(Chart and figure data)
--- start ---
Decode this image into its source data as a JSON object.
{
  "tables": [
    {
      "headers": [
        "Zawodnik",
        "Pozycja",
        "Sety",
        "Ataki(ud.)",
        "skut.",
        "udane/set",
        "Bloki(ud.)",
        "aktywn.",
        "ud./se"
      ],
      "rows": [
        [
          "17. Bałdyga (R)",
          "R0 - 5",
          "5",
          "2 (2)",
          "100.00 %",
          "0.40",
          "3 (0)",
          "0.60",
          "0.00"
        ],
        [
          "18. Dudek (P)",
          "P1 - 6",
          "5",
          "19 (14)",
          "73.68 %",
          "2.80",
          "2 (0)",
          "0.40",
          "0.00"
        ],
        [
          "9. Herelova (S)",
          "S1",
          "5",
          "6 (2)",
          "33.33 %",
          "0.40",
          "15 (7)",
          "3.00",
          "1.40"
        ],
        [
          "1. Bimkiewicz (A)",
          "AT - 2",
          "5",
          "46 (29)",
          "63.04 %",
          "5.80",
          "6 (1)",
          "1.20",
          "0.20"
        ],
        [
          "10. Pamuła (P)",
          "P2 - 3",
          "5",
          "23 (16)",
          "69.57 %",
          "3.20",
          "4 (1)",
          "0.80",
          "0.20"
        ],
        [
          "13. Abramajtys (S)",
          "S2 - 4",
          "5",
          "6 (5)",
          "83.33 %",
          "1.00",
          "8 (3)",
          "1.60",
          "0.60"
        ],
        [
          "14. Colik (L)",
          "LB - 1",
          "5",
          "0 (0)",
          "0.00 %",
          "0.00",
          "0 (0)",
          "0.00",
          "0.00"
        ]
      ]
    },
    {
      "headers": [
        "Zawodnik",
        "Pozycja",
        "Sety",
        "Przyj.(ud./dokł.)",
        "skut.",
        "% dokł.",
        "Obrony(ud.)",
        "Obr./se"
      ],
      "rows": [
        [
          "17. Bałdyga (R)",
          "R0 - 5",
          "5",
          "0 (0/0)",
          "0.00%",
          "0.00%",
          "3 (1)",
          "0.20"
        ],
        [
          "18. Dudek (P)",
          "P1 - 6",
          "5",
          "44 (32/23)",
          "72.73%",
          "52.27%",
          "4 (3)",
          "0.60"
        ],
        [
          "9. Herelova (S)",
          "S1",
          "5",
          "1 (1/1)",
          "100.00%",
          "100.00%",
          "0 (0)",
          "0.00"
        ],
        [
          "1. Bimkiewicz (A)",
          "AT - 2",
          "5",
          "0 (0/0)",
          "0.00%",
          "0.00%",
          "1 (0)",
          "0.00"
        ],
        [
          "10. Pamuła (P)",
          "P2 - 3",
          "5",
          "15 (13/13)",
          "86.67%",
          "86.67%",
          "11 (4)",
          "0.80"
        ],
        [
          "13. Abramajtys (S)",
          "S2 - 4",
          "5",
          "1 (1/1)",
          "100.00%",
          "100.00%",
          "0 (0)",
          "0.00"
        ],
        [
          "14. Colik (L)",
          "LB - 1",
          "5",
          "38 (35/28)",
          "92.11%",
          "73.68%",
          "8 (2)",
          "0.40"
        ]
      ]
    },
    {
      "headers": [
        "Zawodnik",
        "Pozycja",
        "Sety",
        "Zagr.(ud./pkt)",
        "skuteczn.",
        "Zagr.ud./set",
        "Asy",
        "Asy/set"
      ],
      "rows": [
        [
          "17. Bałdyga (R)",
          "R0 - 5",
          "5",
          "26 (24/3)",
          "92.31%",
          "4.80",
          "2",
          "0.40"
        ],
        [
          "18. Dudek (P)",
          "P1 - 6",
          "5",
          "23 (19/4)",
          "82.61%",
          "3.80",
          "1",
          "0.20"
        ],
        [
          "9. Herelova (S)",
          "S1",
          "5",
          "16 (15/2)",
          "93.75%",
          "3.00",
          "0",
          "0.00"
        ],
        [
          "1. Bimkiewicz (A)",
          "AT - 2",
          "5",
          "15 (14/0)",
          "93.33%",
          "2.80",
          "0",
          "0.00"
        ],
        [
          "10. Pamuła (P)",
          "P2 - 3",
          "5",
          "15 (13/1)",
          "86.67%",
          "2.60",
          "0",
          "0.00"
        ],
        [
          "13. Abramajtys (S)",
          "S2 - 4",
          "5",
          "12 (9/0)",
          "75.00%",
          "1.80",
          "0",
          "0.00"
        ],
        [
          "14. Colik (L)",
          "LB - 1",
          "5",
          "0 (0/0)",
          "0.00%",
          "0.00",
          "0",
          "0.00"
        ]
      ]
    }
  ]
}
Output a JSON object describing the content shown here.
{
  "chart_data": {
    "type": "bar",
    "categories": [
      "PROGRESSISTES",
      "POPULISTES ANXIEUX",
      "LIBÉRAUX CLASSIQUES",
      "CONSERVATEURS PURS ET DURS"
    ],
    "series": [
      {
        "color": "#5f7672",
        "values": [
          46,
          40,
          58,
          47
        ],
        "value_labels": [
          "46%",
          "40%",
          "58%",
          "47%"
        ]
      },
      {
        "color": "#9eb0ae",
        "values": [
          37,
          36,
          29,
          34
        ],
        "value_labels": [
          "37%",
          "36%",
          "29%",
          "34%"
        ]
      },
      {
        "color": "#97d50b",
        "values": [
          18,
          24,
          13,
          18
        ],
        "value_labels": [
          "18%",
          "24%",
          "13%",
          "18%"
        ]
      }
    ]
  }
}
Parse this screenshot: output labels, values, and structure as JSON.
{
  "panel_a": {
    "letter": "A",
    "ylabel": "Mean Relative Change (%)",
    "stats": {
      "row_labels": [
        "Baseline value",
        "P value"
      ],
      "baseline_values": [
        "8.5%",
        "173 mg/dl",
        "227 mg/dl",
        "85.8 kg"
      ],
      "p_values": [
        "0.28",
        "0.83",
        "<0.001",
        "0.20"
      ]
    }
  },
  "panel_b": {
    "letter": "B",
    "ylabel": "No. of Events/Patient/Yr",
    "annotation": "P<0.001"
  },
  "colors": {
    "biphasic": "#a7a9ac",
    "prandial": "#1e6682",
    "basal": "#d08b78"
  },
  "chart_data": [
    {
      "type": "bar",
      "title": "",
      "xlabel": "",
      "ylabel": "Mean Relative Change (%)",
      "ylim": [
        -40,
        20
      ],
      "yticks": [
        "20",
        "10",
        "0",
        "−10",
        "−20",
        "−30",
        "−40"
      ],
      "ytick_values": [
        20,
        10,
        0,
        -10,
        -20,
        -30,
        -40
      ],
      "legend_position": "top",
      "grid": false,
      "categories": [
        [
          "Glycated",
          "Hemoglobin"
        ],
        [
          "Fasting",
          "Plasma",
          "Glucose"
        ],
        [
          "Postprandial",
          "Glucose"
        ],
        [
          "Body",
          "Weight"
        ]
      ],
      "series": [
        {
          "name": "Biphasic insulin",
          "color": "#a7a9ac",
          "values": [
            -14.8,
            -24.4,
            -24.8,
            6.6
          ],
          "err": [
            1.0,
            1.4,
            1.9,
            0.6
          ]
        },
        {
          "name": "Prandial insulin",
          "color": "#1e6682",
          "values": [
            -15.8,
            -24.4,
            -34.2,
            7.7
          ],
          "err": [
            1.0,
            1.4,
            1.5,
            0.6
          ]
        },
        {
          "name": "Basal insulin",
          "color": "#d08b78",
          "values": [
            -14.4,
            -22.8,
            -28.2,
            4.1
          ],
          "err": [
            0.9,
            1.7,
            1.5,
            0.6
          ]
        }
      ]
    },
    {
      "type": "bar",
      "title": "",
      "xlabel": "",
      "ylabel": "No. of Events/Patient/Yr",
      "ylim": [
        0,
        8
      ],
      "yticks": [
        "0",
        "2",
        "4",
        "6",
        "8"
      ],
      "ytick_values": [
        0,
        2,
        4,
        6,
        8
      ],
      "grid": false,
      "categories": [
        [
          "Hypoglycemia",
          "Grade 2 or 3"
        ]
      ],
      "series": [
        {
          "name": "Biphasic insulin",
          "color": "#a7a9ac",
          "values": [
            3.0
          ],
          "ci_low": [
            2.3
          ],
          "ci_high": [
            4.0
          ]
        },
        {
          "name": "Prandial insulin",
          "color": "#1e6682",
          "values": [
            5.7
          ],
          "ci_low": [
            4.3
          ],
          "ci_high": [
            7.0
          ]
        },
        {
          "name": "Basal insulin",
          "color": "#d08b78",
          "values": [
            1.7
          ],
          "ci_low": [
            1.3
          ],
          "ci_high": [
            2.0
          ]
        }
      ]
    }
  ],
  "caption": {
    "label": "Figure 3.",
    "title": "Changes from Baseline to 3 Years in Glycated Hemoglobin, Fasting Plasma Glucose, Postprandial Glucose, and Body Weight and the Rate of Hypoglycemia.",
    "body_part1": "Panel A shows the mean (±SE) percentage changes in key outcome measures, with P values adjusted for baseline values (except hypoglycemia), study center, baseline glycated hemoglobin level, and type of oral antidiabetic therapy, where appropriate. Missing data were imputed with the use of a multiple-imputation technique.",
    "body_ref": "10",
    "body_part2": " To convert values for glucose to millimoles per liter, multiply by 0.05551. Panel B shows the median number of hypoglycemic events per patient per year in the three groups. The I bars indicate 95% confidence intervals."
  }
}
--- end ---
Identify and list each line with the word "this".

Decode this image into its source data as a JSON object.
Parse this screenshot: output labels, values, and structure as JSON.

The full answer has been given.